Each record below must be returned exactly as shown.

--------------------------------

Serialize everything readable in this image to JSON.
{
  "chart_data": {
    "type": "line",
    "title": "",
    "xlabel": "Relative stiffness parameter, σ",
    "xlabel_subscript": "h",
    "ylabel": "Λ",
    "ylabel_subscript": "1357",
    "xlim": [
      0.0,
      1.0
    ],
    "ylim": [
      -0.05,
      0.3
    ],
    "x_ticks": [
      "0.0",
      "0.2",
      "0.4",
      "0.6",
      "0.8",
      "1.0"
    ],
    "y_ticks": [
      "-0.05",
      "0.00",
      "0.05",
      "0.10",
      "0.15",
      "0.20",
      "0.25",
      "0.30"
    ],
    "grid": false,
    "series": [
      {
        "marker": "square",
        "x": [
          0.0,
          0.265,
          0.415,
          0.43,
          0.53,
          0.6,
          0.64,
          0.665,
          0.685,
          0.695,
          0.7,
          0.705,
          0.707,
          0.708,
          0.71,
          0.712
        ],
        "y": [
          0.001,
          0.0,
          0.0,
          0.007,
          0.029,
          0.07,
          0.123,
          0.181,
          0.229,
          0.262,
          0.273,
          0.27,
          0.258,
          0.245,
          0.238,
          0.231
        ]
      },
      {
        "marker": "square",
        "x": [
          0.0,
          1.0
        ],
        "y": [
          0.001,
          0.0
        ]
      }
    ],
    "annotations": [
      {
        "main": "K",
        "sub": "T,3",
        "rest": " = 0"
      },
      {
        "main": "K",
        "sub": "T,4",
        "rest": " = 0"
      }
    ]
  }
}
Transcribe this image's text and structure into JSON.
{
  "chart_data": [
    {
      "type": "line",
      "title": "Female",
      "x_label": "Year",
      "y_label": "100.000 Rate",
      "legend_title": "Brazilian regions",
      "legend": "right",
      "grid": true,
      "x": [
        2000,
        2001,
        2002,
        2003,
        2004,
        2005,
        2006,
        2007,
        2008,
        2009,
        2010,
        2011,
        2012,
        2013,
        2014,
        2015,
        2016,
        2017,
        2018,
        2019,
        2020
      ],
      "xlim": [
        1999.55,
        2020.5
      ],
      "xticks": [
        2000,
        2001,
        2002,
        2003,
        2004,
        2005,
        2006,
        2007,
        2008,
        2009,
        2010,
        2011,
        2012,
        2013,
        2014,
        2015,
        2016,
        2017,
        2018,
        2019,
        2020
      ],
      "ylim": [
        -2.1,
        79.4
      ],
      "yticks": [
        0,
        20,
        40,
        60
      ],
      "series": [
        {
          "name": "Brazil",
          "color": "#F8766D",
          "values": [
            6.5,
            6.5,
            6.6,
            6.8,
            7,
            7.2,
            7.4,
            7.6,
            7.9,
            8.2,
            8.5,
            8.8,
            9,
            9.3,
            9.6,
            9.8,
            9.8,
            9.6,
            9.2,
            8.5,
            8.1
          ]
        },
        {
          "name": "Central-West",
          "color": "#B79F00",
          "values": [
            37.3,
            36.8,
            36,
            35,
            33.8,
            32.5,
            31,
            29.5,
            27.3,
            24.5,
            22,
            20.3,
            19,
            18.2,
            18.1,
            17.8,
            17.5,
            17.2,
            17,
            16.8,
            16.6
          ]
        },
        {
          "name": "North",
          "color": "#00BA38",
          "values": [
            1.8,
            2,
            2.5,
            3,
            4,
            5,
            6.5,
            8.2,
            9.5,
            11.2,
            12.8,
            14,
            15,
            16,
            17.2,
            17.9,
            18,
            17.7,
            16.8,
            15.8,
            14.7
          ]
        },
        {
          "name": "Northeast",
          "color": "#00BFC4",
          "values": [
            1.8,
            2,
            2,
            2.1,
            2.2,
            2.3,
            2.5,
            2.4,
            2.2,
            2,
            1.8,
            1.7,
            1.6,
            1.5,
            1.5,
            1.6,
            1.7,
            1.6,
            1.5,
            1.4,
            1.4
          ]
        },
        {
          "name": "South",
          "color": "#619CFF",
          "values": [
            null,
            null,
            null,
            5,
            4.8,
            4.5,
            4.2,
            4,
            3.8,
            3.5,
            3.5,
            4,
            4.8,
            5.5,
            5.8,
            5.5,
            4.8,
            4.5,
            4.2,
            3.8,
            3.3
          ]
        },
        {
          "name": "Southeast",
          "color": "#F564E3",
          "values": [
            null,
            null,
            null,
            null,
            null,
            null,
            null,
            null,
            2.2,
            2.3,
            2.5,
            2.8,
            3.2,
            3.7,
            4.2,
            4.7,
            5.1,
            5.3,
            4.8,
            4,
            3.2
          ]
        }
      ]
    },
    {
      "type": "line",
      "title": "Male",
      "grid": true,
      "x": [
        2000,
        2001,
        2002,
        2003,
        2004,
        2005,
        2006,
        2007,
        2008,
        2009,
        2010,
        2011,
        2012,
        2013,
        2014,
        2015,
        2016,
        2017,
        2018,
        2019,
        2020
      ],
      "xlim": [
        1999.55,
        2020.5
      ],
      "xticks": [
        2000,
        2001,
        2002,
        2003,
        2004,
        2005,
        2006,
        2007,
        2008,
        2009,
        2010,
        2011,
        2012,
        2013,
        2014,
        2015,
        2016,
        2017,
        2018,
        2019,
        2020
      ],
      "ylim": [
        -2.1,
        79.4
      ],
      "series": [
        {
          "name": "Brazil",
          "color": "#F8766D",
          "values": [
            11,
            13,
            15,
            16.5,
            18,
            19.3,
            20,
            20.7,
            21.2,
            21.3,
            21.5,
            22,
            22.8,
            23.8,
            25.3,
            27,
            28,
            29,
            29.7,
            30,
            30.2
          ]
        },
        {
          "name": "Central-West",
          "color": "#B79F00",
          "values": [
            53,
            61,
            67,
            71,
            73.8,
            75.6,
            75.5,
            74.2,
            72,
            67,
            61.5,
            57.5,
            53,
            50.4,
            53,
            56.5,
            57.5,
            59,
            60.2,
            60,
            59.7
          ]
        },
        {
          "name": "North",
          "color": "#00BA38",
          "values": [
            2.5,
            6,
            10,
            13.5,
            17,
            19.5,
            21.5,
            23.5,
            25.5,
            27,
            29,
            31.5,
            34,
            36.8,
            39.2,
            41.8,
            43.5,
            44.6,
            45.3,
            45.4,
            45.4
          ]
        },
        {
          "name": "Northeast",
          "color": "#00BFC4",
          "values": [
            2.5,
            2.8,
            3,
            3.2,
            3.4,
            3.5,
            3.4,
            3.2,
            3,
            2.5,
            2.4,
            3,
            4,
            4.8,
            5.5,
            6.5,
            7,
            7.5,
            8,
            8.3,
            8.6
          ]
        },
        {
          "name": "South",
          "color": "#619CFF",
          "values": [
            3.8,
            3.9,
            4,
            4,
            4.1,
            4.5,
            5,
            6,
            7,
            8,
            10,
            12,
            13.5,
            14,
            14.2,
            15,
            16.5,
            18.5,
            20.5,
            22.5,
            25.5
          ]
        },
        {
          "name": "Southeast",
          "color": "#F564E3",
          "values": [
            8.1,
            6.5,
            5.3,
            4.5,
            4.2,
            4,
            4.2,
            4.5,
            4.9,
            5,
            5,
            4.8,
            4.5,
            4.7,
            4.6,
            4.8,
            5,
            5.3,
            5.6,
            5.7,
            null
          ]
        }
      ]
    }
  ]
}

--------------------------------

Full output:
Serialize everything readable in this image to JSON.
{
  "chart_data": {
    "type": "line",
    "title": "",
    "xlabel": "Relative stiffness parameter, σ",
    "xlabel_subscript": "h",
    "ylabel": "Λ",
    "ylabel_subscript": "1357",
    "xlim": [
      0.0,
      1.0
    ],
    "ylim": [
      -0.05,
      0.3
    ],
    "x_ticks": [
      "0.0",
      "0.2",
      "0.4",
      "0.6",
      "0.8",
      "1.0"
    ],
    "y_ticks": [
      "-0.05",
      "0.00",
      "0.05",
      "0.10",
      "0.15",
      "0.20",
      "0.25",
      "0.30"
    ],
    "grid": false,
    "series": [
      {
        "marker": "square",
        "x": [
          0.0,
          0.265,
          0.415,
          0.43,
          0.53,
          0.6,
          0.64,
          0.665,
          0.685,
          0.695,
          0.7,
          0.705,
          0.707,
          0.708,
          0.71,
          0.712
        ],
        "y": [
          0.001,
          0.0,
          0.0,
          0.007,
          0.029,
          0.07,
          0.123,
          0.181,
          0.229,
          0.262,
          0.273,
          0.27,
          0.258,
          0.245,
          0.238,
          0.231
        ]
      },
      {
        "marker": "square",
        "x": [
          0.0,
          1.0
        ],
        "y": [
          0.001,
          0.0
        ]
      }
    ],
    "annotations": [
      {
        "main": "K",
        "sub": "T,3",
        "rest": " = 0"
      },
      {
        "main": "K",
        "sub": "T,4",
        "rest": " = 0"
      }
    ]
  }
}
Transcribe this image's text and structure into JSON.
{
  "chart_data": [
    {
      "type": "line",
      "title": "Female",
      "x_label": "Year",
      "y_label": "100.000 Rate",
      "legend_title": "Brazilian regions",
      "legend": "right",
      "grid": true,
      "x": [
        2000,
        2001,
        2002,
        2003,
        2004,
        2005,
        2006,
        2007,
        2008,
        2009,
        2010,
        2011,
        2012,
        2013,
        2014,
        2015,
        2016,
        2017,
        2018,
        2019,
        2020
      ],
      "xlim": [
        1999.55,
        2020.5
      ],
      "xticks": [
        2000,
        2001,
        2002,
        2003,
        2004,
        2005,
        2006,
        2007,
        2008,
        2009,
        2010,
        2011,
        2012,
        2013,
        2014,
        2015,
        2016,
        2017,
        2018,
        2019,
        2020
      ],
      "ylim": [
        -2.1,
        79.4
      ],
      "yticks": [
        0,
        20,
        40,
        60
      ],
      "series": [
        {
          "name": "Brazil",
          "color": "#F8766D",
          "values": [
            6.5,
            6.5,
            6.6,
            6.8,
            7,
            7.2,
            7.4,
            7.6,
            7.9,
            8.2,
            8.5,
            8.8,
            9,
            9.3,
            9.6,
            9.8,
            9.8,
            9.6,
            9.2,
            8.5,
            8.1
          ]
        },
        {
          "name": "Central-West",
          "color": "#B79F00",
          "values": [
            37.3,
            36.8,
            36,
            35,
            33.8,
            32.5,
            31,
            29.5,
            27.3,
            24.5,
            22,
            20.3,
            19,
            18.2,
            18.1,
            17.8,
            17.5,
            17.2,
            17,
            16.8,
            16.6
          ]
        },
        {
          "name": "North",
          "color": "#00BA38",
          "values": [
            1.8,
            2,
            2.5,
            3,
            4,
            5,
            6.5,
            8.2,
            9.5,
            11.2,
            12.8,
            14,
            15,
            16,
            17.2,
            17.9,
            18,
            17.7,
            16.8,
            15.8,
            14.7
          ]
        },
        {
          "name": "Northeast",
          "color": "#00BFC4",
          "values": [
            1.8,
            2,
            2,
            2.1,
            2.2,
            2.3,
            2.5,
            2.4,
            2.2,
            2,
            1.8,
            1.7,
            1.6,
            1.5,
            1.5,
            1.6,
            1.7,
            1.6,
            1.5,
            1.4,
            1.4
          ]
        },
        {
          "name": "South",
          "color": "#619CFF",
          "values": [
            null,
            null,
            null,
            5,
            4.8,
            4.5,
            4.2,
            4,
            3.8,
            3.5,
            3.5,
            4,
            4.8,
            5.5,
            5.8,
            5.5,
            4.8,
            4.5,
            4.2,
            3.8,
            3.3
          ]
        },
        {
          "name": "Southeast",
          "color": "#F564E3",
          "values": [
            null,
            null,
            null,
            null,
            null,
            null,
            null,
            null,
            2.2,
            2.3,
            2.5,
            2.8,
            3.2,
            3.7,
            4.2,
            4.7,
            5.1,
            5.3,
            4.8,
            4,
            3.2
          ]
        }
      ]
    },
    {
      "type": "line",
      "title": "Male",
      "grid": true,
      "x": [
        2000,
        2001,
        2002,
        2003,
        2004,
        2005,
        2006,
        2007,
        2008,
        2009,
        2010,
        2011,
        2012,
        2013,
        2014,
        2015,
        2016,
        2017,
        2018,
        2019,
        2020
      ],
      "xlim": [
        1999.55,
        2020.5
      ],
      "xticks": [
        2000,
        2001,
        2002,
        2003,
        2004,
        2005,
        2006,
        2007,
        2008,
        2009,
        2010,
        2011,
        2012,
        2013,
        2014,
        2015,
        2016,
        2017,
        2018,
        2019,
        2020
      ],
      "ylim": [
        -2.1,
        79.4
      ],
      "series": [
        {
          "name": "Brazil",
          "color": "#F8766D",
          "values": [
            11,
            13,
            15,
            16.5,
            18,
            19.3,
            20,
            20.7,
            21.2,
            21.3,
            21.5,
            22,
            22.8,
            23.8,
            25.3,
            27,
            28,
            29,
            29.7,
            30,
            30.2
          ]
        },
        {
          "name": "Central-West",
          "color": "#B79F00",
          "values": [
            53,
            61,
            67,
            71,
            73.8,
            75.6,
            75.5,
            74.2,
            72,
            67,
            61.5,
            57.5,
            53,
            50.4,
            53,
            56.5,
            57.5,
            59,
            60.2,
            60,
            59.7
          ]
        },
        {
          "name": "North",
          "color": "#00BA38",
          "values": [
            2.5,
            6,
            10,
            13.5,
            17,
            19.5,
            21.5,
            23.5,
            25.5,
            27,
            29,
            31.5,
            34,
            36.8,
            39.2,
            41.8,
            43.5,
            44.6,
            45.3,
            45.4,
            45.4
          ]
        },
        {
          "name": "Northeast",
          "color": "#00BFC4",
          "values": [
            2.5,
            2.8,
            3,
            3.2,
            3.4,
            3.5,
            3.4,
            3.2,
            3,
            2.5,
            2.4,
            3,
            4,
            4.8,
            5.5,
            6.5,
            7,
            7.5,
            8,
            8.3,
            8.6
          ]
        },
        {
          "name": "South",
          "color": "#619CFF",
          "values": [
            3.8,
            3.9,
            4,
            4,
            4.1,
            4.5,
            5,
            6,
            7,
            8,
            10,
            12,
            13.5,
            14,
            14.2,
            15,
            16.5,
            18.5,
            20.5,
            22.5,
            25.5
          ]
        },
        {
          "name": "Southeast",
          "color": "#F564E3",
          "values": [
            8.1,
            6.5,
            5.3,
            4.5,
            4.2,
            4,
            4.2,
            4.5,
            4.9,
            5,
            5,
            4.8,
            4.5,
            4.7,
            4.6,
            4.8,
            5,
            5.3,
            5.6,
            5.7,
            null
          ]
        }
      ]
    }
  ]
}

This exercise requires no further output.